# START OF Information shown
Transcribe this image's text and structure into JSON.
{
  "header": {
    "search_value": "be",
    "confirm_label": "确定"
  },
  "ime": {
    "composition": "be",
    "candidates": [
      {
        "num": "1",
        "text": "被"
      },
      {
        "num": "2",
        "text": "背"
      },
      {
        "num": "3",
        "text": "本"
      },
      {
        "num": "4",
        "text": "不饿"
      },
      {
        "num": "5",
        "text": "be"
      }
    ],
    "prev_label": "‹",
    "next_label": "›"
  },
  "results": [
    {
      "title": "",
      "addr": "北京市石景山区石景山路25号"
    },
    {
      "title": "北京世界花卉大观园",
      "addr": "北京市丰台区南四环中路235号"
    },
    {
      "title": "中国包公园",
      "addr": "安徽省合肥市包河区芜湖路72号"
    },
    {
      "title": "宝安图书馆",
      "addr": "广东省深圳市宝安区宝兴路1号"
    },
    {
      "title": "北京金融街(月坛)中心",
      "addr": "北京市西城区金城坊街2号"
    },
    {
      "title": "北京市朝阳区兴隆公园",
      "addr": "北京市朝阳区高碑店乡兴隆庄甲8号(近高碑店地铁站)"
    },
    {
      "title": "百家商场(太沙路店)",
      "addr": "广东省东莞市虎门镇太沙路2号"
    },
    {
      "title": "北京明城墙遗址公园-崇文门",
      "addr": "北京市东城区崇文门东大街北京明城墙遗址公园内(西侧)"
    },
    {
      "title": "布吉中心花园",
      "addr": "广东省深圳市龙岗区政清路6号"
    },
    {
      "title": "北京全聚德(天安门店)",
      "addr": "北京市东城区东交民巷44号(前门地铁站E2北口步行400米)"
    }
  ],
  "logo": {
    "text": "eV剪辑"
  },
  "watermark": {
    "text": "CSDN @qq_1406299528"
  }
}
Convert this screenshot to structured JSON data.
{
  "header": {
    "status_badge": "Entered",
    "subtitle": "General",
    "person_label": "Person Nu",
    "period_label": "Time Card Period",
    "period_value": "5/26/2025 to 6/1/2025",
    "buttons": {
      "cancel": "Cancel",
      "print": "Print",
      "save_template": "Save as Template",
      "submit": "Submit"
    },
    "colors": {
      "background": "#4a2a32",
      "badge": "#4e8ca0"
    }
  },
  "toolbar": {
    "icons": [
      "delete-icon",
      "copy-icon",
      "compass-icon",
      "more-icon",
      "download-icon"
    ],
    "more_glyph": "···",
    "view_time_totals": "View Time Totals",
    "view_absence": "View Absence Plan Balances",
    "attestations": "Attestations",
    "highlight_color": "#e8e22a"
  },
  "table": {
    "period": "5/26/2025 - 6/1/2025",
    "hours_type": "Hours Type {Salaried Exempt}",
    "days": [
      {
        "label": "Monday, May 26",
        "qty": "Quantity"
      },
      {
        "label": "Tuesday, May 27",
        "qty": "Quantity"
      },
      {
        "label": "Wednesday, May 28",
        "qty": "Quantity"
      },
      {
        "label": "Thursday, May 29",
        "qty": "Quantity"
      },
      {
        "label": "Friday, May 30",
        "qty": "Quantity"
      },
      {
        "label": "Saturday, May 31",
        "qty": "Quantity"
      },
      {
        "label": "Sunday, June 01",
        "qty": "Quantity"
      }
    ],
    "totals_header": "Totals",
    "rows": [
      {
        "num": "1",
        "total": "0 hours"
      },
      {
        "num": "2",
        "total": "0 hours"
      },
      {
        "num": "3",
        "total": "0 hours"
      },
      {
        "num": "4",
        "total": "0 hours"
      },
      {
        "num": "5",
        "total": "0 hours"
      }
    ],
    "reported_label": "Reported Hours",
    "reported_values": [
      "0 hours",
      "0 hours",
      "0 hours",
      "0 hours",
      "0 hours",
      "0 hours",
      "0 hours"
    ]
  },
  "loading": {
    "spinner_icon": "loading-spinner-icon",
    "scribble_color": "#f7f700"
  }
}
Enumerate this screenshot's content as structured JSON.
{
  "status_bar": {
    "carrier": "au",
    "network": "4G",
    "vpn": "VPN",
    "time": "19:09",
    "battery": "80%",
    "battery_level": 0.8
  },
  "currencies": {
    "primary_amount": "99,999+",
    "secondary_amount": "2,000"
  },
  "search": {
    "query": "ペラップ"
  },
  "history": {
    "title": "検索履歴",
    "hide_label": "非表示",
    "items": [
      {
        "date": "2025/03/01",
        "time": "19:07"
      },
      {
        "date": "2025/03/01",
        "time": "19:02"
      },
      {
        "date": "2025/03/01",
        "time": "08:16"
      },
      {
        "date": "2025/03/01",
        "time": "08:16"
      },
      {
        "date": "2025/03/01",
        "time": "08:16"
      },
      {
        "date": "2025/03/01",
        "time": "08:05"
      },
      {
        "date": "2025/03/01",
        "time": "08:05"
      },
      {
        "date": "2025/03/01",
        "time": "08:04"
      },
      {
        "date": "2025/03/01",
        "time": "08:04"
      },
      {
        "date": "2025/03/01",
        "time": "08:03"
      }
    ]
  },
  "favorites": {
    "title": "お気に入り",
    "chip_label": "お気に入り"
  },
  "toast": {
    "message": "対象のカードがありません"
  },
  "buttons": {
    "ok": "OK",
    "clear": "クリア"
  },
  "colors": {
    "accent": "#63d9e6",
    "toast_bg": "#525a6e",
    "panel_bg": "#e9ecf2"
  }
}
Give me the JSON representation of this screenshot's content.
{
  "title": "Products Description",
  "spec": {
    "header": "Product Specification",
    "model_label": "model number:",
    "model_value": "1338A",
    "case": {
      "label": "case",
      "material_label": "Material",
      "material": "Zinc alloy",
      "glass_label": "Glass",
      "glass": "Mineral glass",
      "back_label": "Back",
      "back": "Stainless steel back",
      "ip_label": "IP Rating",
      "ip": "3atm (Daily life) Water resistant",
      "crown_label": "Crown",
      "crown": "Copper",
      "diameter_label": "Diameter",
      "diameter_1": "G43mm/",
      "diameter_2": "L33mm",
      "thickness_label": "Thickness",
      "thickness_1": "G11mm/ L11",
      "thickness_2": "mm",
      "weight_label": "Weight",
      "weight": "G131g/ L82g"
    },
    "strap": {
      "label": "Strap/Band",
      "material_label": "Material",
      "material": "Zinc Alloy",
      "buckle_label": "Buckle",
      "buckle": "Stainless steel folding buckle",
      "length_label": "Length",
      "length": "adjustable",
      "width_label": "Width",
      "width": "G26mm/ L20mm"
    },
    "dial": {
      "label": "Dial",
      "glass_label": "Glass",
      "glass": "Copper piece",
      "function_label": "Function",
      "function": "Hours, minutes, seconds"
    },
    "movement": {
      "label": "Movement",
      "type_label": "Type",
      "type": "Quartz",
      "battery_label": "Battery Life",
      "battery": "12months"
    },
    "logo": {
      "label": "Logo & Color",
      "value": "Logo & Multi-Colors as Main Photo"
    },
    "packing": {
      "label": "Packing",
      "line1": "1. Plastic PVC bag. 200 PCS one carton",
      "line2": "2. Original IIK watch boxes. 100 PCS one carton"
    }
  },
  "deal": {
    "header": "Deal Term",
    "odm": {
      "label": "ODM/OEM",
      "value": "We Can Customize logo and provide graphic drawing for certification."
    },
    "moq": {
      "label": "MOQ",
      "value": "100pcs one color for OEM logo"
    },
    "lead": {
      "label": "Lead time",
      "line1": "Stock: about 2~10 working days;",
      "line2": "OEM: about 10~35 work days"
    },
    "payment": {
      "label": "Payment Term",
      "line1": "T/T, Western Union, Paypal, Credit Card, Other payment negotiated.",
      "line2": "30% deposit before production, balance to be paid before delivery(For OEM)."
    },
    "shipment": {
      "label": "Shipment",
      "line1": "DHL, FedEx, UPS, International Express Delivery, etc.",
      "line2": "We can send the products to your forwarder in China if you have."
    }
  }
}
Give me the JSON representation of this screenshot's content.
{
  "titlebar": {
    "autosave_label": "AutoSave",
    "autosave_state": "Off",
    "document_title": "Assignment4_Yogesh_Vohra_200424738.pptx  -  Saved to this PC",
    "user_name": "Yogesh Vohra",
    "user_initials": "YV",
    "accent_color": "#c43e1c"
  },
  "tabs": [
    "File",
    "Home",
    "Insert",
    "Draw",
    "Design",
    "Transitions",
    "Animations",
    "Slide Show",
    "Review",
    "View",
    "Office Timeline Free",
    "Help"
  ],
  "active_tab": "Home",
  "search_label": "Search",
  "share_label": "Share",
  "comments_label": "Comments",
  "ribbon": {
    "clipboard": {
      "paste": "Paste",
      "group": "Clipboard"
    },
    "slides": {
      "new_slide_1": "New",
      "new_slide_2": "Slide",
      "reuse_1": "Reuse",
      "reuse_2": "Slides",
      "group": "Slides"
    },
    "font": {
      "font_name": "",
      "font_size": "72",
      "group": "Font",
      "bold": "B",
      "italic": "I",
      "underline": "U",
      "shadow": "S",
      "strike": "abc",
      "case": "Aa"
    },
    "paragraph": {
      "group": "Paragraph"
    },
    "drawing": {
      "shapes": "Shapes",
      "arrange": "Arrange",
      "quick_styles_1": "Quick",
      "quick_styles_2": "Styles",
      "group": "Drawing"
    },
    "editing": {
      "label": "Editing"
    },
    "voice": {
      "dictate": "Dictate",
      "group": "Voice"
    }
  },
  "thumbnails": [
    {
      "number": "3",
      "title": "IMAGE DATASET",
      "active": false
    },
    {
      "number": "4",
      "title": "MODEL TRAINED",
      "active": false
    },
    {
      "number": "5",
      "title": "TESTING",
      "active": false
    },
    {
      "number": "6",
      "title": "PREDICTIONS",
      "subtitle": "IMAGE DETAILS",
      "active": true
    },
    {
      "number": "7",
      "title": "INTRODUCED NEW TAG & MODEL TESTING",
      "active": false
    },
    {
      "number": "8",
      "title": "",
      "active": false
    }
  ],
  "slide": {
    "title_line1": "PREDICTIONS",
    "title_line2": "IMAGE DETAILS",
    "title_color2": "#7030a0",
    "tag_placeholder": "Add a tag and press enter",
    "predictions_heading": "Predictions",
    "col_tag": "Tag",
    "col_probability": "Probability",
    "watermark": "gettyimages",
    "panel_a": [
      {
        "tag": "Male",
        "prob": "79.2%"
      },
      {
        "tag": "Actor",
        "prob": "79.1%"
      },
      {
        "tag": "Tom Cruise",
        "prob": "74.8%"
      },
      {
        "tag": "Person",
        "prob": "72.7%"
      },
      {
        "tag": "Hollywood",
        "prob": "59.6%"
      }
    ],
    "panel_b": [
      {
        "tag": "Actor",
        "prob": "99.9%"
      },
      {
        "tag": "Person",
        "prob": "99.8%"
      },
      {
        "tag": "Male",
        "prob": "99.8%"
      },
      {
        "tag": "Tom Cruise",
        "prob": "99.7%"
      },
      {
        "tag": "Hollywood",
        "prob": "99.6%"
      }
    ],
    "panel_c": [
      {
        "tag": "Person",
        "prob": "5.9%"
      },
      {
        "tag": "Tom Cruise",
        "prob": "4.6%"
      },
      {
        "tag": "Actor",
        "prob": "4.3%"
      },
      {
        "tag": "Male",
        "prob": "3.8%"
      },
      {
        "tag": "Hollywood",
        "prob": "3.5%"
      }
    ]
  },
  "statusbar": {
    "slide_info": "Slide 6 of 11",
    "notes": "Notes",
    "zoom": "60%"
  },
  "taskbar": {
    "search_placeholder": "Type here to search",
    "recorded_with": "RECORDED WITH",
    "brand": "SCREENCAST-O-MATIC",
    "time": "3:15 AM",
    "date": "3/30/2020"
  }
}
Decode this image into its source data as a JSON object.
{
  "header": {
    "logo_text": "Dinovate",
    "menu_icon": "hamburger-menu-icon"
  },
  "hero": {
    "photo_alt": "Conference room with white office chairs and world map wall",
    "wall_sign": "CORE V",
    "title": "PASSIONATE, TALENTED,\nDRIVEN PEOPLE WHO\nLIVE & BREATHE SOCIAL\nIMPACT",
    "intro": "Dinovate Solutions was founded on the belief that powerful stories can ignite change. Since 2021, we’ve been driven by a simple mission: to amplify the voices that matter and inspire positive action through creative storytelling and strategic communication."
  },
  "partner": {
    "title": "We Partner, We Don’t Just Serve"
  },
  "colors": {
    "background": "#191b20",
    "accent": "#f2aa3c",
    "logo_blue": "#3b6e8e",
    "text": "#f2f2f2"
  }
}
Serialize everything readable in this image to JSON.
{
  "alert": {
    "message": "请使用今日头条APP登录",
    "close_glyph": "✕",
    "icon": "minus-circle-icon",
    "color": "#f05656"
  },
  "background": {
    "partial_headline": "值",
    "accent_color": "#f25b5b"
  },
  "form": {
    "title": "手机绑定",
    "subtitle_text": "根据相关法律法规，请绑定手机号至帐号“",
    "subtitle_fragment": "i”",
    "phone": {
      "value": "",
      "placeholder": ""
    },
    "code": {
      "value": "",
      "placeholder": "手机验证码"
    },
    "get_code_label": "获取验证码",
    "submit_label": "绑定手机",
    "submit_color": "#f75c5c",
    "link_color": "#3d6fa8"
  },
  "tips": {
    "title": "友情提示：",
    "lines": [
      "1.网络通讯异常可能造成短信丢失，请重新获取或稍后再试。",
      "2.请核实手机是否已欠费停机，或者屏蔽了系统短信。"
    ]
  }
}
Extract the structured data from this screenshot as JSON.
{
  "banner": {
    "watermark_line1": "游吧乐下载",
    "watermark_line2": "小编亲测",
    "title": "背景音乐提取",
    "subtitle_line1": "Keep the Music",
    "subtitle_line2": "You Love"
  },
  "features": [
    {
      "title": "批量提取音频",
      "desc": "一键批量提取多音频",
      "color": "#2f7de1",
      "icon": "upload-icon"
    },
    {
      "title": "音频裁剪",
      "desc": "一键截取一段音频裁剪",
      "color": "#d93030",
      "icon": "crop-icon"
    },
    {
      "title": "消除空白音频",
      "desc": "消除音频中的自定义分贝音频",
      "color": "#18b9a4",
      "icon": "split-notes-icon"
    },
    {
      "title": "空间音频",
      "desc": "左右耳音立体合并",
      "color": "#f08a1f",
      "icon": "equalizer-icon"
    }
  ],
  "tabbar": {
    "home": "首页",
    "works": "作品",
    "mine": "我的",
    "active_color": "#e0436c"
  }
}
# END OF Information shown
What is expected:
Examine the entries and report how many of their lines contain the string "structured", giving no more than the number.

Answer to the problem:
3